• **Cel ćwiczenia**: Zamień w poniższych wierszach każde „mean-point” na „average-point” i przepisz je w całości, nie zmieniając niczego innego.

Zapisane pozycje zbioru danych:

□ □ □ □

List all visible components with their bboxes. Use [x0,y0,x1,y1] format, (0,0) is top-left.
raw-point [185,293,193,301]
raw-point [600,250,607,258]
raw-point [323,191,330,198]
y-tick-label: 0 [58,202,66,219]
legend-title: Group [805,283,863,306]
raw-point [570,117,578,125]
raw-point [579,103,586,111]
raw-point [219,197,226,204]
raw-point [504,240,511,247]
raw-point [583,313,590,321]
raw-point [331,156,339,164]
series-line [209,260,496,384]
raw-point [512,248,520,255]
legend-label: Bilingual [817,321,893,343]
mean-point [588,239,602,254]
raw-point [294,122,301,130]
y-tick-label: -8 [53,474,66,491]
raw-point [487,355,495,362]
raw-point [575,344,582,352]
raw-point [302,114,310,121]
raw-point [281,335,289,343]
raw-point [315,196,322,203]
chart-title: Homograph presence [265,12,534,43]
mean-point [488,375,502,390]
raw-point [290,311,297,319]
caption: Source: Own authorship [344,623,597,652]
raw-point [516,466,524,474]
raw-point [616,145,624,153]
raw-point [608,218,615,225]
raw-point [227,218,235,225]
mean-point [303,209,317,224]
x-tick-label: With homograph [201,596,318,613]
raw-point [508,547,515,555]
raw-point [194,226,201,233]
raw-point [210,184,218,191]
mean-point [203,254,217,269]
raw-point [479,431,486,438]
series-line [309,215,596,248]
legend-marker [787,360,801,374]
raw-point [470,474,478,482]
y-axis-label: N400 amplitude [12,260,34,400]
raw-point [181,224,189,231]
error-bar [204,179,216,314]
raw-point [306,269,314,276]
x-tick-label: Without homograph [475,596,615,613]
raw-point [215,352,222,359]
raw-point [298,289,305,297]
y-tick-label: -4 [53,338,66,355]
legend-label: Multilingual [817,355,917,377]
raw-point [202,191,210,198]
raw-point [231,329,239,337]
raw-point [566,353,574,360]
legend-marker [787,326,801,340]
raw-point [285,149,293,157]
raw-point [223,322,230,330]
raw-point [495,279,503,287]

□ □ □ □

• **Pełna odpowiedź**:
List all visible components with their bboxes. Use [x0,y0,x1,y1] format, (0,0) is top-left.
raw-point [185,293,193,301]
raw-point [600,250,607,258]
raw-point [323,191,330,198]
y-tick-label: 0 [58,202,66,219]
legend-title: Group [805,283,863,306]
raw-point [570,117,578,125]
raw-point [579,103,586,111]
raw-point [219,197,226,204]
raw-point [504,240,511,247]
raw-point [583,313,590,321]
raw-point [331,156,339,164]
series-line [209,260,496,384]
raw-point [512,248,520,255]
legend-label: Bilingual [817,321,893,343]
average-point [588,239,602,254]
raw-point [294,122,301,130]
y-tick-label: -8 [53,474,66,491]
raw-point [487,355,495,362]
raw-point [575,344,582,352]
raw-point [302,114,310,121]
raw-point [281,335,289,343]
raw-point [315,196,322,203]
chart-title: Homograph presence [265,12,534,43]
average-point [488,375,502,390]
raw-point [290,311,297,319]
caption: Source: Own authorship [344,623,597,652]
raw-point [516,466,524,474]
raw-point [616,145,624,153]
raw-point [608,218,615,225]
raw-point [227,218,235,225]
average-point [303,209,317,224]
x-tick-label: With homograph [201,596,318,613]
raw-point [508,547,515,555]
raw-point [194,226,201,233]
raw-point [210,184,218,191]
average-point [203,254,217,269]
raw-point [479,431,486,438]
series-line [309,215,596,248]
legend-marker [787,360,801,374]
raw-point [470,474,478,482]
y-axis-label: N400 amplitude [12,260,34,400]
raw-point [181,224,189,231]
error-bar [204,179,216,314]
raw-point [306,269,314,276]
x-tick-label: Without homograph [475,596,615,613]
raw-point [215,352,222,359]
raw-point [298,289,305,297]
y-tick-label: -4 [53,338,66,355]
legend-label: Multilingual [817,355,917,377]
raw-point [202,191,210,198]
raw-point [231,329,239,337]
raw-point [566,353,574,360]
legend-marker [787,326,801,340]
raw-point [285,149,293,157]
raw-point [223,322,230,330]
raw-point [495,279,503,287]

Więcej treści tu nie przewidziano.